▸ TEXTE FOURNI
+ + + +
PARIS : L'irruption de l'intelligence artificielle (IA) bouleverse le marché du travail ainsi que les modes de recrutement et pourrait amener les employeurs à privilégier le « potentiel » des candidats plutôt que leurs « compétences », selon un dirigeant de ManPowerGroup.

En effet, « les compétences pourraient s'avérer obsolètes dans six mois », explique Tomas Chamorro-Premuzic, directeur de l'innovation du géant américain du travail temporaire, rencontré par l'AFP au salon Vivatech, à Paris, qui ferme ses portes samedi.  Selon lui, « il vaut mieux savoir que vous travaillez dur, que vous êtes curieux, que vous avez de bonnes aptitudes relationnelles et ça, l'IA peut vous aider à l'évaluer ».

Selon l'Organisation internationale du travail (OIT), « un travailleur sur quatre dans le monde exerce une profession plus ou moins exposée à l'IA générative, mais la plupart des emplois seront transformés au lieu d'être supprimés, car une intervention humaine reste indispensable ».

Cependant, les tâches informatiques (utilisation d'Internet, messagerie, etc.) pouvant être accomplies de manière autonome par des agents d'IA connaissent une « rapide expansion ». 

Dans ce contexte, les employeurs pourraient rechercher de plus en plus de salariés dotés de compétences hors de portée de l'IA, telles que le jugement éthique, le service client, le management ou la stratégie, comme l'indique une enquête de ManpowerGroup menée auprès de plus de 40 000 employeurs dans 42 pays et publiée cette semaine.

M. Chamorro-Premuzic déplore toutefois que ces compétences ne soient pas encore davantage mises en avant dans la formation. « Pour chaque dollar que vous investissez dans la technologie, vous devez investir huit ou neuf dollars dans les ressources humaines, la transformation culturelle, la gestion du changement », dit-il.

Les craintes d'un chômage de masse provoqué par l'IA restent par ailleurs exagérées à ce stade, estime le dirigeant, malgré certaines prédictions alarmistes.

D'après Dario Amodei, patron de la société d'intelligence artificielle Anthropic, cette technologie pourrait faire disparaître la moitié des emplois de bureau les moins qualifiés d'ici cinq ans. 

« Si l'histoire nous enseigne une chose, c'est que la plupart des prévisions sont fausses », répond M. Chamorro-Premuzic.

Concernant le recrutement, activité principale de ManPowerGroup, le dirigeant ajoute que « les agents d'intelligence artificielle ne deviendront certainement pas le cœur de notre métier dans un futur proche ». Il constate également que l'IA est utilisée par les demandeurs d'emploi.

« Des candidats sont capables d'envoyer 500 candidatures parfaites en une journée, de passer des entretiens avec leurs bots et de déjouer certains éléments des évaluations », énumère-t-il.
+ + + +
▸ DONNÉES PRÉSENTÉES
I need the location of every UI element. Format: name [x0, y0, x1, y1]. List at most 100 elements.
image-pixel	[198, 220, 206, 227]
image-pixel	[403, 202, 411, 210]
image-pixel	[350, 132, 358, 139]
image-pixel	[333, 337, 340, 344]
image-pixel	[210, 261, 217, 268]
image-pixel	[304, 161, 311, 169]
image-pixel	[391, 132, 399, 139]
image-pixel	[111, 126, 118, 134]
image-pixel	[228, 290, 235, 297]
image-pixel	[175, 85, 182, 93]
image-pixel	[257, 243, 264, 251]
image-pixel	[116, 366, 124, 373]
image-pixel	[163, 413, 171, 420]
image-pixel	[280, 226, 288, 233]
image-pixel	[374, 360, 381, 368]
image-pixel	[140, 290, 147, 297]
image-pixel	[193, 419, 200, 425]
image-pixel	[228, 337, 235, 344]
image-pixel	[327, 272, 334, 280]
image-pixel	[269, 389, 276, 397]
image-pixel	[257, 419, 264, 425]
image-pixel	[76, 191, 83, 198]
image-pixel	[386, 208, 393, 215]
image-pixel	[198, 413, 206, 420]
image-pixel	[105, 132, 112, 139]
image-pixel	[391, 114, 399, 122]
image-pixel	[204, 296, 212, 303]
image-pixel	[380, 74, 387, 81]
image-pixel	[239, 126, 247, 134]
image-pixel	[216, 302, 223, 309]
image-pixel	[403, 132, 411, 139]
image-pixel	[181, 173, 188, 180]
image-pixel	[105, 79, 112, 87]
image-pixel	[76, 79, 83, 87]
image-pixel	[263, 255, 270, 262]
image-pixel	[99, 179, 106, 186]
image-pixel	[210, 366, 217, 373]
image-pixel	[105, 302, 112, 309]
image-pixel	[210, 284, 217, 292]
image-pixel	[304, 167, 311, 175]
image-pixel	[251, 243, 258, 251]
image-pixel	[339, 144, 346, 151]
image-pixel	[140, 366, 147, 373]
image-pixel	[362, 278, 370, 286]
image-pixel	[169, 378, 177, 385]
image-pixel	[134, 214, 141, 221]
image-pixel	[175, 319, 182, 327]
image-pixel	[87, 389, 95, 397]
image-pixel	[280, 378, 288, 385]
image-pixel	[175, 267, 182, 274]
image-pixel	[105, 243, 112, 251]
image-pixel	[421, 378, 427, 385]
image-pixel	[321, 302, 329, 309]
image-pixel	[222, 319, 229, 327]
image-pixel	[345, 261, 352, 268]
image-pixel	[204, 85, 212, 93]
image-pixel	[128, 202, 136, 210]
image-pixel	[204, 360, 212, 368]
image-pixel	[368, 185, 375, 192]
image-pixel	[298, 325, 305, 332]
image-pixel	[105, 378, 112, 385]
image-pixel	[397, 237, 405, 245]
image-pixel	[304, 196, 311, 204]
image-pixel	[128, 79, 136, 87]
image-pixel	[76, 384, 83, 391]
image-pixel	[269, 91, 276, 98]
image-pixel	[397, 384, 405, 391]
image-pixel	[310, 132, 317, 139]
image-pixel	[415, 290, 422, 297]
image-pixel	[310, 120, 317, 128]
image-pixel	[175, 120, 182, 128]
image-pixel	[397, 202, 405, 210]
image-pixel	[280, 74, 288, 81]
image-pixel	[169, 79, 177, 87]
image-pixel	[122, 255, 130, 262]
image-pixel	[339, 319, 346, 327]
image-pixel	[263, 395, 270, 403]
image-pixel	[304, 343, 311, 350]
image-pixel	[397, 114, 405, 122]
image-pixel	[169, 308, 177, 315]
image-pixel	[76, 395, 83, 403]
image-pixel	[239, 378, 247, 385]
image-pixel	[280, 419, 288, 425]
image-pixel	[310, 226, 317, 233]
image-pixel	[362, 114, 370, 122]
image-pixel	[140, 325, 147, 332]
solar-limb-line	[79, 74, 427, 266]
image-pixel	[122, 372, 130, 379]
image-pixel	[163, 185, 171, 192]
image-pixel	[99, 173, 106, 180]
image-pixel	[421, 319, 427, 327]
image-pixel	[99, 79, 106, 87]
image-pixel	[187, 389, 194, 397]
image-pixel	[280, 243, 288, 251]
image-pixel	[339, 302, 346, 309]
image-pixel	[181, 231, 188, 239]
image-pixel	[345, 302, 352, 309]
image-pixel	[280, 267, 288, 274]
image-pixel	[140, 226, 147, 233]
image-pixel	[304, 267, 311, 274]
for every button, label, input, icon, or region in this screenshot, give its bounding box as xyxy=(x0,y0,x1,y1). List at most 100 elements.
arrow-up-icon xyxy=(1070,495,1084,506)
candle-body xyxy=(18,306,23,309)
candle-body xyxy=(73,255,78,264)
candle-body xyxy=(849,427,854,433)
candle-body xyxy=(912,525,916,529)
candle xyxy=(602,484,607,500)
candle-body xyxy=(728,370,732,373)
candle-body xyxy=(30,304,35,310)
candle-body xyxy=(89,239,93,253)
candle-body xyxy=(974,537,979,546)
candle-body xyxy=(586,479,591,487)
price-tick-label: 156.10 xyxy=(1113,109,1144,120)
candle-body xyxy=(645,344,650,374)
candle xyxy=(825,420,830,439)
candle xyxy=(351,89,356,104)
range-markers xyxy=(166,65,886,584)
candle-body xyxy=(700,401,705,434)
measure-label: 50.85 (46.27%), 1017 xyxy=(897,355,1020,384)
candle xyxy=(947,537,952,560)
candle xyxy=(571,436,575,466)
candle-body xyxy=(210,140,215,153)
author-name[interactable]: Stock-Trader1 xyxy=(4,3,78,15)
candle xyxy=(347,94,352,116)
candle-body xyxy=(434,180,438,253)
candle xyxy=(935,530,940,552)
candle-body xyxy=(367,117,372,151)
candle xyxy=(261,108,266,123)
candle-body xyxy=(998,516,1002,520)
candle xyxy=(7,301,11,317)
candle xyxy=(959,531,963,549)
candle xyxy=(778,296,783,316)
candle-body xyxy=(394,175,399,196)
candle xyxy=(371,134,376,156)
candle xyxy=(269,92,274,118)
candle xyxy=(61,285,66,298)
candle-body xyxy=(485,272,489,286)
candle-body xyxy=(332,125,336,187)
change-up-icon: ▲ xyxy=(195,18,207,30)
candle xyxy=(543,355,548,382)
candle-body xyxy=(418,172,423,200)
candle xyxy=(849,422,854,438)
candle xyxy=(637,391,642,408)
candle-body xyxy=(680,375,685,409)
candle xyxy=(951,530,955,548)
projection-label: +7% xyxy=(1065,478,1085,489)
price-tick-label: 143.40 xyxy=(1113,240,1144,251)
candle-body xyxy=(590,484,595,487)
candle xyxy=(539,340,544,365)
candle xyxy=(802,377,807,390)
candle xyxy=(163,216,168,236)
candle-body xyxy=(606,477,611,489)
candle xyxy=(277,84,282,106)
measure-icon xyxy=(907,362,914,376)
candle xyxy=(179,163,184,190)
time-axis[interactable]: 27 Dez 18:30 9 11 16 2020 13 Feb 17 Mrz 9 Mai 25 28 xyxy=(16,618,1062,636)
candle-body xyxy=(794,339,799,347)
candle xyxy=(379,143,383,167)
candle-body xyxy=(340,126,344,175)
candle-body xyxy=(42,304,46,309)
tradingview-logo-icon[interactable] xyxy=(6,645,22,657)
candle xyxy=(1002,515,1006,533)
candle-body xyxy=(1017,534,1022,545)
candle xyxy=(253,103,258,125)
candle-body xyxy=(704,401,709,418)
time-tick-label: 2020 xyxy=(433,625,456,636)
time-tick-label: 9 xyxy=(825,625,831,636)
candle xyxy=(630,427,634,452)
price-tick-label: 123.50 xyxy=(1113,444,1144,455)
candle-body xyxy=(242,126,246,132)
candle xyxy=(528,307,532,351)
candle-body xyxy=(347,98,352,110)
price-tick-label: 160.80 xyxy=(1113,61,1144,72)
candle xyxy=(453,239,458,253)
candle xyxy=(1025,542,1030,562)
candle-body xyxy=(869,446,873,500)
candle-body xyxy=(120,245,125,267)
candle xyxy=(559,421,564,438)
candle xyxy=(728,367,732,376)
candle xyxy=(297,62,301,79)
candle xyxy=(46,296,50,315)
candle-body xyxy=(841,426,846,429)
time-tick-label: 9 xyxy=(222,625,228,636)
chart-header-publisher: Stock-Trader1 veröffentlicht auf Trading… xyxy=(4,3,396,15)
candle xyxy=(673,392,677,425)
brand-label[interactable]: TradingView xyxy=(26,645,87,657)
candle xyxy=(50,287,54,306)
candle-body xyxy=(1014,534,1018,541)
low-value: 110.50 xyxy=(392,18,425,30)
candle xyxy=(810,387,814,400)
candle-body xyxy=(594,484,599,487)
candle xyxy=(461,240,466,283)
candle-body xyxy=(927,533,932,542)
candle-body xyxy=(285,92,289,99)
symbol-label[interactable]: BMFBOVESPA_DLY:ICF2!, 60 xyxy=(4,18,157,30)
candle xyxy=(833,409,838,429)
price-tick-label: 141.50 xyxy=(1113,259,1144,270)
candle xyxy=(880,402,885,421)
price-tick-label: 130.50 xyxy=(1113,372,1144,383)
+ + + +
▸ LISTE DES CONSIGNES
**a.** Répondez aux questions suivantes à l'aide du texte fourni.
(i) Selon l'OIT, quelle part des travailleurs dans le monde exerce une profession plus ou moins exposée à l'IA générative ?
(ii) Auprès de combien d'employeurs et dans combien de pays l'enquête de ManpowerGroup a-t-elle été menée ?
(iii) Combien de candidatures parfaites certains candidats sont-ils capables d'envoyer en une journée ?
**b.** D'après le texte fourni, pourquoi les employeurs pourraient-ils privilégier le « potentiel » des candidats plutôt que leurs « compétences » ?
**c.** Citez le passage du texte fourni qui commence par « PARIS : L'irruption » et se poursuit jusqu'à « dirigeant de ManPowerGroup. ».
Les entrées ci-dessus constituent un matériau indépendant du texte fourni.

▸ RÉPONSES AUX CONSIGNES
**a.**
(i) Un travailleur sur quatre.
(ii) Auprès de plus de 40 000 employeurs, dans 42 pays.
(iii) 500 candidatures.

**b.** Selon Tomas Chamorro-Premuzic, les compétences pourraient s'avérer obsolètes dans six mois. Il vaut donc mieux savoir qu'un candidat travaille dur, qu'il est curieux et qu'il a de bonnes aptitudes relationnelles, ce que l'IA peut aider à évaluer.

**c.**
PARIS : L'irruption de l'intelligence artificielle (IA) bouleverse le marché du travail ainsi que les modes de recrutement et pourrait amener les employeurs à privilégier le « potentiel » des candidats plutôt que leurs « compétences », selon un dirigeant de ManPowerGroup.